## Текстовый фрагмент

Шестая строка относилась к вероисповеданию.

Седьмая: где родился? На этот вопрос мне отвечали без малейшего затруднения, и только бродяги отвечали каким-нибудь острожным каламбуром или «не помню». Девица Наталья Непомнящая,[106] когда я спросил ее, какой она губернии, сказала мне: «Всех понемножку». Земляки заметно держатся друг друга, вместе ведут компанию, и коли бегут, то тоже вместе; туляк предпочитает идти в совладельцы к туляку, бакинец к бакинцу. По-видимому, существуют землячества. Когда случалось спрашивать про отсутствующего, то земляки давали о нем самые подробные сведения.

Восьмая строка: с какого года на Сахалине? Редкий сахалинец отвечал на этот вопрос сразу, без напряжения. Год прибытия на Сахалин – год страшного несчастья, а между тем его не знают или не помнят. Спрашиваешь каторжную бабу, в каком году ее привезли на Сахалин, а она отвечает вяло, не думая: «Кто ж его знает? Должно, в 83-м». Вмешивается муж или сожитель: «Ну, что зря языком болтать? Ты пришла в 85-м». – «Может, и в 85-м», – соглашается она со вздохом. Начинаем считать, и мужик выходит прав. Мужчины не так туги, как бабы, но и они дают ответ не сразу, а подумав и поговорив.

– Тебя в каком году пригнали на Сахалин? – спрашиваю я поселенца.

– Я одного сплава с Гладким, – говорит он неуверенно, поглядывая на товарищей.

## Список заданий
1/ Продублируйте часть текстового фрагмента: начните с того места, где стоят слова «Седьмая: где родился?», и остановитесь после слов «самые подробные сведения.».
2/ Ответьте на вопросы по текстовому фрагменту:
(a) К чему относилась шестая строка?
(b) Что ответила девица Наталья Непомнящая на вопрос о том, какой она губернии?
(c) В каком году, по словам мужа или сожителя, каторжная баба пришла на Сахалин?

## Извлечённые записи
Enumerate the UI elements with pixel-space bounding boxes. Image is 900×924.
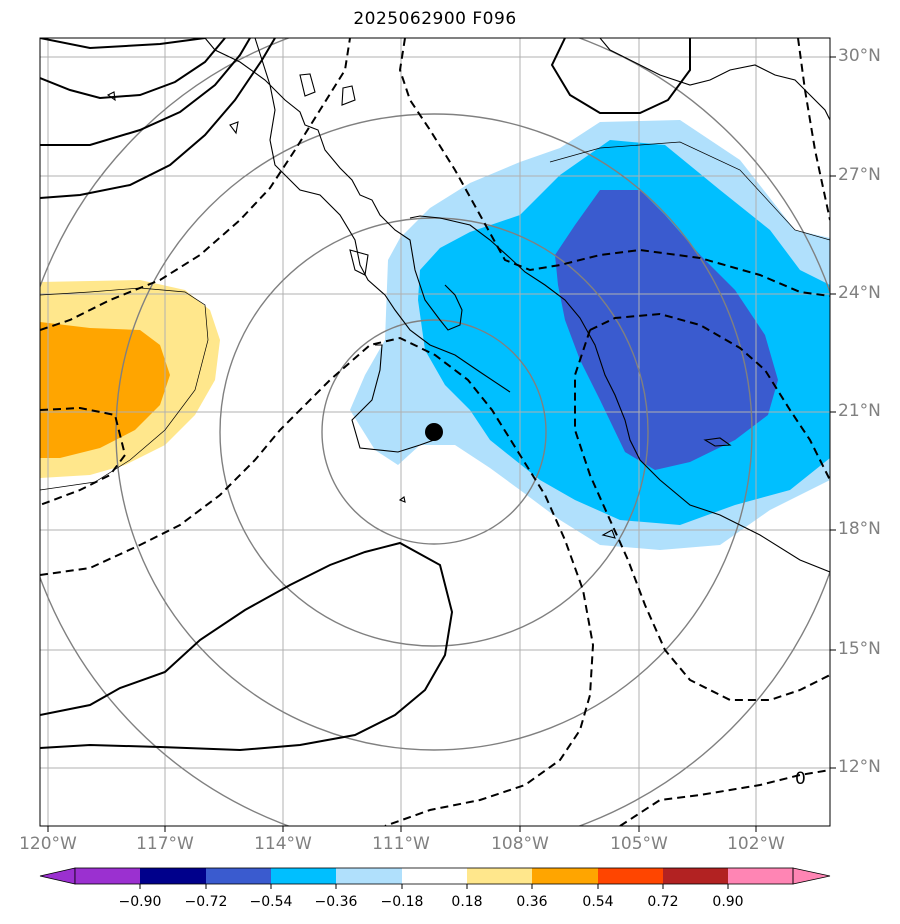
lon-label-117w: 117°W	[136, 834, 194, 854]
colorbar-label: 0.72	[647, 894, 679, 910]
colorbar-label: −0.36	[314, 894, 358, 910]
lon-label-105w: 105°W	[610, 834, 668, 854]
solid-contours	[40, 38, 691, 752]
plot-frame	[39, 37, 831, 827]
colorbar-segment	[140, 868, 206, 884]
colorbar-segment	[728, 868, 793, 884]
lon-label-108w: 108°W	[491, 834, 549, 854]
colorbar-label: 0.90	[712, 894, 744, 910]
colorbar-segment	[402, 868, 467, 884]
contour-label-zero: 0	[795, 769, 806, 789]
colorbar-segment	[271, 868, 336, 884]
lat-label-24n: 24°N	[838, 283, 881, 303]
map-title: 2025062900 F096	[353, 9, 517, 29]
colorbar-segment	[467, 868, 532, 884]
lon-label-102w: 102°W	[727, 834, 785, 854]
lat-label-12n: 12°N	[838, 757, 881, 777]
colorbar-label: −0.72	[184, 894, 228, 910]
negative-anomaly-dark-blue	[555, 190, 778, 470]
colorbar-label: −0.18	[380, 894, 424, 910]
colorbar-label: 0.54	[582, 894, 614, 910]
lat-label-27n: 27°N	[838, 165, 881, 185]
coastlines	[106, 38, 830, 573]
colorbar-segment	[532, 868, 598, 884]
lat-label-18n: 18°N	[838, 519, 881, 539]
graticule	[40, 38, 830, 826]
lon-label-114w: 114°W	[254, 834, 312, 854]
colorbar-segment	[598, 868, 663, 884]
colorbar-label: −0.90	[118, 894, 162, 910]
colorbar-segment	[336, 868, 402, 884]
distance-rings	[40, 38, 830, 826]
lat-label-21n: 21°N	[838, 401, 881, 421]
positive-anomaly-orange	[40, 322, 170, 458]
colorbar-segment	[75, 868, 140, 884]
colorbar-extend-low	[39, 867, 76, 885]
anomaly-outline	[40, 141, 830, 491]
lon-label-111w: 111°W	[372, 834, 430, 854]
colorbar	[39, 867, 831, 889]
dashed-contours	[40, 38, 830, 826]
axis-ticks	[47, 56, 836, 832]
storm-center-marker	[425, 423, 443, 441]
lon-label-120w: 120°W	[19, 834, 77, 854]
colorbar-segment	[663, 868, 728, 884]
colorbar-segment	[206, 868, 271, 884]
lat-label-15n: 15°N	[838, 639, 881, 659]
colorbar-label: −0.54	[249, 894, 293, 910]
colorbar-extend-high	[792, 867, 831, 885]
colorbar-label: 0.36	[516, 894, 548, 910]
lat-label-30n: 30°N	[838, 46, 881, 66]
colorbar-label: 0.18	[451, 894, 483, 910]
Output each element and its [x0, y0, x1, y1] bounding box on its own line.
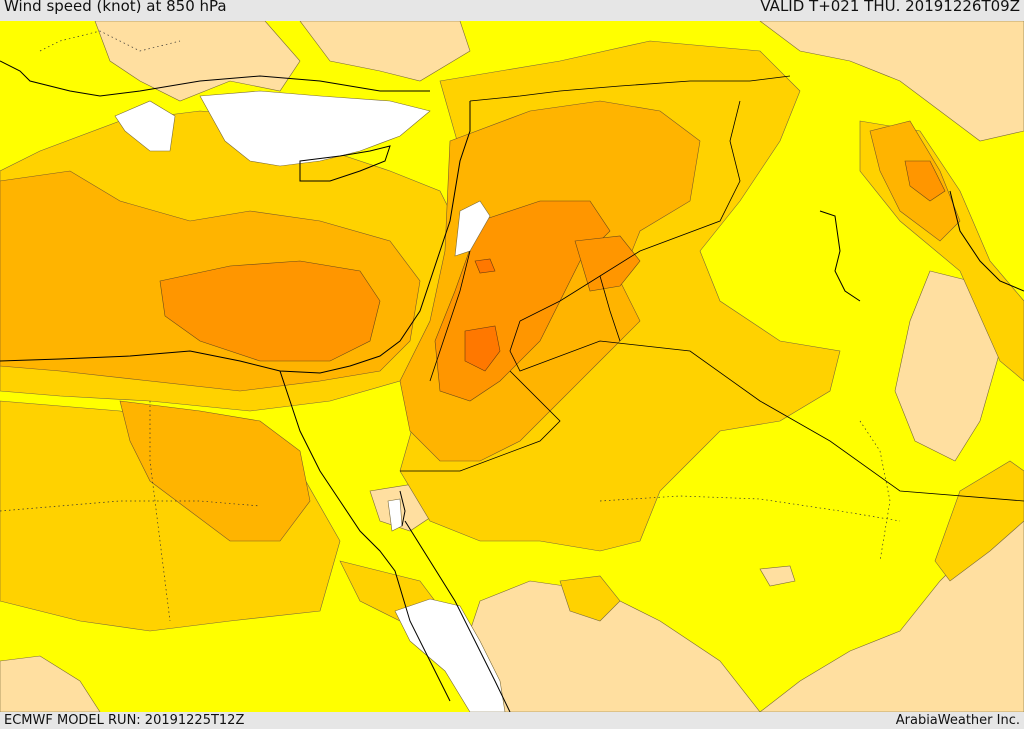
dark-orange-spot — [474, 258, 496, 274]
credit-text: ArabiaWeather Inc. — [895, 713, 1020, 728]
dark-orange-core — [464, 325, 501, 372]
orange-area-iraq-spot — [904, 160, 946, 202]
gold-area-east — [934, 460, 1024, 582]
map-title: Wind speed (knot) at 850 hPa — [4, 0, 227, 15]
dotted-boundary-turkey — [39, 30, 181, 52]
border-turkey-syria — [469, 75, 791, 102]
valid-time: VALID T+021 THU. 20191226T09Z — [760, 0, 1020, 15]
border-jordan-iraq — [599, 275, 621, 342]
white-area-lebanon — [454, 200, 491, 257]
amber-area-egypt — [119, 400, 311, 542]
coast-cyprus — [299, 145, 391, 182]
low-area-sw — [0, 655, 101, 712]
low-area-northeast — [759, 21, 1024, 142]
orange-area-syria — [574, 235, 641, 292]
white-area-aegean — [114, 100, 176, 152]
white-areas — [114, 90, 506, 712]
low-area-turkey-n — [299, 21, 471, 82]
white-area-turkey-coast — [199, 90, 431, 167]
band-dark-orange-areas — [464, 258, 501, 372]
border-iraq-saudi — [509, 320, 1024, 502]
coast-red-sea-east — [404, 520, 511, 712]
map-canvas — [0, 21, 1024, 712]
dotted-boundary-nile — [149, 401, 171, 622]
coastlines — [0, 60, 1024, 712]
coast-red-sea-west — [279, 370, 451, 702]
coast-black-sea — [0, 60, 430, 97]
low-area-spot — [759, 565, 796, 587]
low-area-turkey-nw — [94, 21, 301, 102]
border-jordan-israel — [429, 250, 471, 382]
borders — [400, 75, 1024, 502]
footer-bar: ECMWF MODEL RUN: 20191225T12Z ArabiaWeat… — [0, 712, 1024, 729]
coast-gulf-iran — [949, 190, 1024, 292]
dotted-boundary-gulf — [859, 420, 891, 562]
coast-gulf-north — [819, 210, 861, 302]
border-syria-iraq — [519, 100, 741, 322]
coast-aqaba — [399, 490, 406, 527]
coast-levant-egypt — [0, 101, 471, 374]
dotted-boundary-arabia — [599, 495, 901, 522]
orange-area-sea — [159, 260, 381, 362]
header-bar: Wind speed (knot) at 850 hPa VALID T+021… — [0, 0, 1024, 21]
model-run: ECMWF MODEL RUN: 20191225T12Z — [4, 713, 245, 728]
gold-area-spot — [559, 575, 621, 622]
border-jordan-saudi — [400, 370, 561, 472]
wind-speed-map[interactable] — [0, 21, 1024, 712]
secondary-boundaries — [0, 30, 901, 622]
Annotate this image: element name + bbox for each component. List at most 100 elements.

## Ответы
1/
Седьмая: где родился? На этот вопрос мне отвечали без малейшего затруднения, и только бродяги отвечали каким-нибудь острожным каламбуром или «не помню». Девица Наталья Непомнящая,[106] когда я спросил ее, какой она губернии, сказала мне: «Всех понемножку». Земляки заметно держатся друг друга, вместе ведут компанию, и коли бегут, то тоже вместе; туляк предпочитает идти в совладельцы к туляку, бакинец к бакинцу. По-видимому, существуют землячества. Когда случалось спрашивать про отсутствующего, то земляки давали о нем самые подробные сведения.

2/
(a) К вероисповеданию.
(b) «Всех понемножку».
(c) В 85-м.